**Exercise details**
Swap "expand-icon" for "disclosure-icon" everywhere it appears in the listing below, and reproduce the lines with no other changes.

━━ Rows

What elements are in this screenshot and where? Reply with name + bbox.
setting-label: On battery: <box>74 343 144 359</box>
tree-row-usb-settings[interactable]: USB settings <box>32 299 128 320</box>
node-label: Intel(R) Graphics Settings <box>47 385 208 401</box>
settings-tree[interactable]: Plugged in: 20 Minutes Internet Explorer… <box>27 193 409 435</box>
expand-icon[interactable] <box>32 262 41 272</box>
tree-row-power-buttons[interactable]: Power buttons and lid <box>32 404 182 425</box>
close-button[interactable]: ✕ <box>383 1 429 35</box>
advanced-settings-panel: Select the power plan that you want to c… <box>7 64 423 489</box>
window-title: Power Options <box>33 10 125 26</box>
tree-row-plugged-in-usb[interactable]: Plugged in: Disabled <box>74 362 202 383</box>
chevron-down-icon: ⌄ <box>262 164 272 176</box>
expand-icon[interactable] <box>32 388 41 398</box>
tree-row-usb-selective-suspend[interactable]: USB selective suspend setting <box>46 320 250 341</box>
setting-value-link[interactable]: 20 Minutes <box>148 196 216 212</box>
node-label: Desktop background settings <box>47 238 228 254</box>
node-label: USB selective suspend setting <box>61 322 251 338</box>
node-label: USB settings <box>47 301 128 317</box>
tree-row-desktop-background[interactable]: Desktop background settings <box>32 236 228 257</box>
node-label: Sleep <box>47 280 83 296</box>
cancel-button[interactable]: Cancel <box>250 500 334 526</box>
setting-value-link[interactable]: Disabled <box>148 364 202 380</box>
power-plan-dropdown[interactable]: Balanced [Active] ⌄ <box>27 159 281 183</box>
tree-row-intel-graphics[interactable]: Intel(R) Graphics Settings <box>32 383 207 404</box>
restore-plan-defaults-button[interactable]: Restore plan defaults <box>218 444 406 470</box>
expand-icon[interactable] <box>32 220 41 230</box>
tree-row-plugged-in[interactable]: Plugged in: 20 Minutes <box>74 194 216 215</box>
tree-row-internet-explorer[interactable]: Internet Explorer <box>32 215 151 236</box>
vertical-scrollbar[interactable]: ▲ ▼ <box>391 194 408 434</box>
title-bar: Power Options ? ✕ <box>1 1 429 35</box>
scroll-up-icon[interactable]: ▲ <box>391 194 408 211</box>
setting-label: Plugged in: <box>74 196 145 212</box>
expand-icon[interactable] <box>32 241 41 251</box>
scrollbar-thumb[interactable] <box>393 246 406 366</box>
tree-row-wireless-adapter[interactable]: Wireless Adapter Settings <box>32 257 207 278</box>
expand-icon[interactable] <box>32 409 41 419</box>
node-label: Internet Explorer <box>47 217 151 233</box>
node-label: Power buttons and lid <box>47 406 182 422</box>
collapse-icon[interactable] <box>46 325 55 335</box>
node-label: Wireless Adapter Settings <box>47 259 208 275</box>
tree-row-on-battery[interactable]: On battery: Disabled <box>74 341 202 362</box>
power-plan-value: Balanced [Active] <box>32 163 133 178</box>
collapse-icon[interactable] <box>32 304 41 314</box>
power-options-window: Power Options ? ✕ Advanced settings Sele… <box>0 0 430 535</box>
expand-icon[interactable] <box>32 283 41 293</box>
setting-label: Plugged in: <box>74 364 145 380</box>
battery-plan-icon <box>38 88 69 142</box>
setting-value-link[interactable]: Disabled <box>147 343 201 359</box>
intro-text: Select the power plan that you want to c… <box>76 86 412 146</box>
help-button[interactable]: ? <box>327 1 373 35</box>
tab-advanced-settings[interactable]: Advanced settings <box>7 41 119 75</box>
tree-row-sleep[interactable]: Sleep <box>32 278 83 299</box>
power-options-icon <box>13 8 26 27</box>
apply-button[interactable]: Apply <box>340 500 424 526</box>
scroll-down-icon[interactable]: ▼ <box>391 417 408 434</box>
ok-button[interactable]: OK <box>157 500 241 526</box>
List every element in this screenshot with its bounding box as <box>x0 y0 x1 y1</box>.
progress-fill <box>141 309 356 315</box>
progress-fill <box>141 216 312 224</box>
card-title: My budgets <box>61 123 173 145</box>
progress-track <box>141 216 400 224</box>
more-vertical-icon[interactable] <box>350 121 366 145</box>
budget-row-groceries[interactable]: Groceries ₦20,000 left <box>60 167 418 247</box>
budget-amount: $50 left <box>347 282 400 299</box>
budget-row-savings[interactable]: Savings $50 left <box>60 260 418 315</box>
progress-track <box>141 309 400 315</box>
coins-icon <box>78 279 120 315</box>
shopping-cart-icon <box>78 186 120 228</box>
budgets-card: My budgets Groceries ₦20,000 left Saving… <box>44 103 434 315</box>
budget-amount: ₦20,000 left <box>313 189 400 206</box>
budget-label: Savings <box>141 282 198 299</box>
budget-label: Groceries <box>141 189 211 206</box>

━━━━

**Correct output**
What elements are in this screenshot and where? Reply with name + bbox.
setting-label: On battery: <box>74 343 144 359</box>
tree-row-usb-settings[interactable]: USB settings <box>32 299 128 320</box>
node-label: Intel(R) Graphics Settings <box>47 385 208 401</box>
settings-tree[interactable]: Plugged in: 20 Minutes Internet Explorer… <box>27 193 409 435</box>
disclosure-icon[interactable] <box>32 262 41 272</box>
tree-row-power-buttons[interactable]: Power buttons and lid <box>32 404 182 425</box>
close-button[interactable]: ✕ <box>383 1 429 35</box>
advanced-settings-panel: Select the power plan that you want to c… <box>7 64 423 489</box>
window-title: Power Options <box>33 10 125 26</box>
tree-row-plugged-in-usb[interactable]: Plugged in: Disabled <box>74 362 202 383</box>
chevron-down-icon: ⌄ <box>262 164 272 176</box>
disclosure-icon[interactable] <box>32 388 41 398</box>
tree-row-usb-selective-suspend[interactable]: USB selective suspend setting <box>46 320 250 341</box>
setting-value-link[interactable]: 20 Minutes <box>148 196 216 212</box>
node-label: Desktop background settings <box>47 238 228 254</box>
node-label: USB selective suspend setting <box>61 322 251 338</box>
node-label: USB settings <box>47 301 128 317</box>
tree-row-desktop-background[interactable]: Desktop background settings <box>32 236 228 257</box>
node-label: Sleep <box>47 280 83 296</box>
cancel-button[interactable]: Cancel <box>250 500 334 526</box>
setting-value-link[interactable]: Disabled <box>148 364 202 380</box>
power-plan-dropdown[interactable]: Balanced [Active] ⌄ <box>27 159 281 183</box>
tree-row-intel-graphics[interactable]: Intel(R) Graphics Settings <box>32 383 207 404</box>
restore-plan-defaults-button[interactable]: Restore plan defaults <box>218 444 406 470</box>
disclosure-icon[interactable] <box>32 220 41 230</box>
tree-row-plugged-in[interactable]: Plugged in: 20 Minutes <box>74 194 216 215</box>
tree-row-internet-explorer[interactable]: Internet Explorer <box>32 215 151 236</box>
vertical-scrollbar[interactable]: ▲ ▼ <box>391 194 408 434</box>
title-bar: Power Options ? ✕ <box>1 1 429 35</box>
scroll-up-icon[interactable]: ▲ <box>391 194 408 211</box>
setting-label: Plugged in: <box>74 196 145 212</box>
disclosure-icon[interactable] <box>32 241 41 251</box>
scrollbar-thumb[interactable] <box>393 246 406 366</box>
tree-row-wireless-adapter[interactable]: Wireless Adapter Settings <box>32 257 207 278</box>
disclosure-icon[interactable] <box>32 409 41 419</box>
node-label: Internet Explorer <box>47 217 151 233</box>
node-label: Power buttons and lid <box>47 406 182 422</box>
collapse-icon[interactable] <box>46 325 55 335</box>
node-label: Wireless Adapter Settings <box>47 259 208 275</box>
tree-row-on-battery[interactable]: On battery: Disabled <box>74 341 202 362</box>
power-plan-value: Balanced [Active] <box>32 163 133 178</box>
collapse-icon[interactable] <box>32 304 41 314</box>
power-options-window: Power Options ? ✕ Advanced settings Sele… <box>0 0 430 535</box>
disclosure-icon[interactable] <box>32 283 41 293</box>
setting-label: Plugged in: <box>74 364 145 380</box>
battery-plan-icon <box>38 88 69 142</box>
setting-value-link[interactable]: Disabled <box>147 343 201 359</box>
intro-text: Select the power plan that you want to c… <box>76 86 412 146</box>
help-button[interactable]: ? <box>327 1 373 35</box>
tab-advanced-settings[interactable]: Advanced settings <box>7 41 119 75</box>
tree-row-sleep[interactable]: Sleep <box>32 278 83 299</box>
power-options-icon <box>13 8 26 27</box>
apply-button[interactable]: Apply <box>340 500 424 526</box>
scroll-down-icon[interactable]: ▼ <box>391 417 408 434</box>
ok-button[interactable]: OK <box>157 500 241 526</box>
List every element in this screenshot with its bounding box as <box>x0 y0 x1 y1</box>.
progress-fill <box>141 309 356 315</box>
progress-fill <box>141 216 312 224</box>
card-title: My budgets <box>61 123 173 145</box>
progress-track <box>141 216 400 224</box>
more-vertical-icon[interactable] <box>350 121 366 145</box>
budget-row-groceries[interactable]: Groceries ₦20,000 left <box>60 167 418 247</box>
budget-amount: $50 left <box>347 282 400 299</box>
budget-row-savings[interactable]: Savings $50 left <box>60 260 418 315</box>
progress-track <box>141 309 400 315</box>
coins-icon <box>78 279 120 315</box>
shopping-cart-icon <box>78 186 120 228</box>
budgets-card: My budgets Groceries ₦20,000 left Saving… <box>44 103 434 315</box>
budget-amount: ₦20,000 left <box>313 189 400 206</box>
budget-label: Savings <box>141 282 198 299</box>
budget-label: Groceries <box>141 189 211 206</box>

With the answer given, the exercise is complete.